▶ **Instruction**
Repeat, without any change, the entries presented below.

▶ **The records**
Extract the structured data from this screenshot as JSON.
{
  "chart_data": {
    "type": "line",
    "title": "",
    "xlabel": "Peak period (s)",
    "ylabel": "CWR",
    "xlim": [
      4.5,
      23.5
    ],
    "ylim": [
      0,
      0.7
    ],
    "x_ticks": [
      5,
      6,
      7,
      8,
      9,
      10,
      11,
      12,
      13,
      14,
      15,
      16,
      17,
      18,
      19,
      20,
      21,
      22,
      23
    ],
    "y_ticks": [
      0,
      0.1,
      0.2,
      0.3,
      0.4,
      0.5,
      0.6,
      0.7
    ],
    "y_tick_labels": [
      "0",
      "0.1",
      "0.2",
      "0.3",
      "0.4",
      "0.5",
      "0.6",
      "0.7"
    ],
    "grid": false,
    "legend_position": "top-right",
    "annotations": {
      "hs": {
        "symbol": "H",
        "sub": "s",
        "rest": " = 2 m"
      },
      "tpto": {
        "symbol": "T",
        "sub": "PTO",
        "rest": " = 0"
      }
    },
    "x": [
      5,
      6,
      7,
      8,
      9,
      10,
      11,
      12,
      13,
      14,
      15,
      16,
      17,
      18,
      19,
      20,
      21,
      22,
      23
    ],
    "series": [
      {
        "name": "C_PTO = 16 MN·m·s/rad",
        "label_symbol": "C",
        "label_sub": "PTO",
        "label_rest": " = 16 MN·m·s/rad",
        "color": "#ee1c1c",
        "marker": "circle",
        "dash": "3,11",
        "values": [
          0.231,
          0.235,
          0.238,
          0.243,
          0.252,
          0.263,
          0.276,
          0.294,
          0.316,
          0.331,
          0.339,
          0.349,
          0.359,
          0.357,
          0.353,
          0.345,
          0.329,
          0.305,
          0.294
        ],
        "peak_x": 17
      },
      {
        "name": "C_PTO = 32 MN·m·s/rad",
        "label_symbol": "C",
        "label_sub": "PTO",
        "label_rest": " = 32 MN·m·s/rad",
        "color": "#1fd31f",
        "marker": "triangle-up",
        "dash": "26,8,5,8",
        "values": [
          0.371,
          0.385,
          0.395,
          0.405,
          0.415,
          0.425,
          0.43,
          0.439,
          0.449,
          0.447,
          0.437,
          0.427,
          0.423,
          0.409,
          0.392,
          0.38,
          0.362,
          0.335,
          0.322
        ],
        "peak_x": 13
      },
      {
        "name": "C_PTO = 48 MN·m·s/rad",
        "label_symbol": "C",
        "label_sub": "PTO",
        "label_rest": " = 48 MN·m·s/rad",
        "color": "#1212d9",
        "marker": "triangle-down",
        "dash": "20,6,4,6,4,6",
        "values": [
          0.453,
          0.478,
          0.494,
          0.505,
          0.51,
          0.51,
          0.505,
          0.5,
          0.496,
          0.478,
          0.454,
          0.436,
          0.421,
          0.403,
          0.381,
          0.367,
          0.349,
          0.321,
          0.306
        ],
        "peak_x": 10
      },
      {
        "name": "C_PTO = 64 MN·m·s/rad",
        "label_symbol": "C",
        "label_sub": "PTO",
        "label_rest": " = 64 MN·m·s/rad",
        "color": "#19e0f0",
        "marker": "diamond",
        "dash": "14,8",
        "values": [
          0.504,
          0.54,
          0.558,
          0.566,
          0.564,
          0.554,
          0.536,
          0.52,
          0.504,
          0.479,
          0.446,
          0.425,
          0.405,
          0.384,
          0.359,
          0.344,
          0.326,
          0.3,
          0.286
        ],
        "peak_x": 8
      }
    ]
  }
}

▶ **Answer in full**
Extract the structured data from this screenshot as JSON.
{
  "chart_data": {
    "type": "line",
    "title": "",
    "xlabel": "Peak period (s)",
    "ylabel": "CWR",
    "xlim": [
      4.5,
      23.5
    ],
    "ylim": [
      0,
      0.7
    ],
    "x_ticks": [
      5,
      6,
      7,
      8,
      9,
      10,
      11,
      12,
      13,
      14,
      15,
      16,
      17,
      18,
      19,
      20,
      21,
      22,
      23
    ],
    "y_ticks": [
      0,
      0.1,
      0.2,
      0.3,
      0.4,
      0.5,
      0.6,
      0.7
    ],
    "y_tick_labels": [
      "0",
      "0.1",
      "0.2",
      "0.3",
      "0.4",
      "0.5",
      "0.6",
      "0.7"
    ],
    "grid": false,
    "legend_position": "top-right",
    "annotations": {
      "hs": {
        "symbol": "H",
        "sub": "s",
        "rest": " = 2 m"
      },
      "tpto": {
        "symbol": "T",
        "sub": "PTO",
        "rest": " = 0"
      }
    },
    "x": [
      5,
      6,
      7,
      8,
      9,
      10,
      11,
      12,
      13,
      14,
      15,
      16,
      17,
      18,
      19,
      20,
      21,
      22,
      23
    ],
    "series": [
      {
        "name": "C_PTO = 16 MN·m·s/rad",
        "label_symbol": "C",
        "label_sub": "PTO",
        "label_rest": " = 16 MN·m·s/rad",
        "color": "#ee1c1c",
        "marker": "circle",
        "dash": "3,11",
        "values": [
          0.231,
          0.235,
          0.238,
          0.243,
          0.252,
          0.263,
          0.276,
          0.294,
          0.316,
          0.331,
          0.339,
          0.349,
          0.359,
          0.357,
          0.353,
          0.345,
          0.329,
          0.305,
          0.294
        ],
        "peak_x": 17
      },
      {
        "name": "C_PTO = 32 MN·m·s/rad",
        "label_symbol": "C",
        "label_sub": "PTO",
        "label_rest": " = 32 MN·m·s/rad",
        "color": "#1fd31f",
        "marker": "triangle-up",
        "dash": "26,8,5,8",
        "values": [
          0.371,
          0.385,
          0.395,
          0.405,
          0.415,
          0.425,
          0.43,
          0.439,
          0.449,
          0.447,
          0.437,
          0.427,
          0.423,
          0.409,
          0.392,
          0.38,
          0.362,
          0.335,
          0.322
        ],
        "peak_x": 13
      },
      {
        "name": "C_PTO = 48 MN·m·s/rad",
        "label_symbol": "C",
        "label_sub": "PTO",
        "label_rest": " = 48 MN·m·s/rad",
        "color": "#1212d9",
        "marker": "triangle-down",
        "dash": "20,6,4,6,4,6",
        "values": [
          0.453,
          0.478,
          0.494,
          0.505,
          0.51,
          0.51,
          0.505,
          0.5,
          0.496,
          0.478,
          0.454,
          0.436,
          0.421,
          0.403,
          0.381,
          0.367,
          0.349,
          0.321,
          0.306
        ],
        "peak_x": 10
      },
      {
        "name": "C_PTO = 64 MN·m·s/rad",
        "label_symbol": "C",
        "label_sub": "PTO",
        "label_rest": " = 64 MN·m·s/rad",
        "color": "#19e0f0",
        "marker": "diamond",
        "dash": "14,8",
        "values": [
          0.504,
          0.54,
          0.558,
          0.566,
          0.564,
          0.554,
          0.536,
          0.52,
          0.504,
          0.479,
          0.446,
          0.425,
          0.405,
          0.384,
          0.359,
          0.344,
          0.326,
          0.3,
          0.286
        ],
        "peak_x": 8
      }
    ]
  }
}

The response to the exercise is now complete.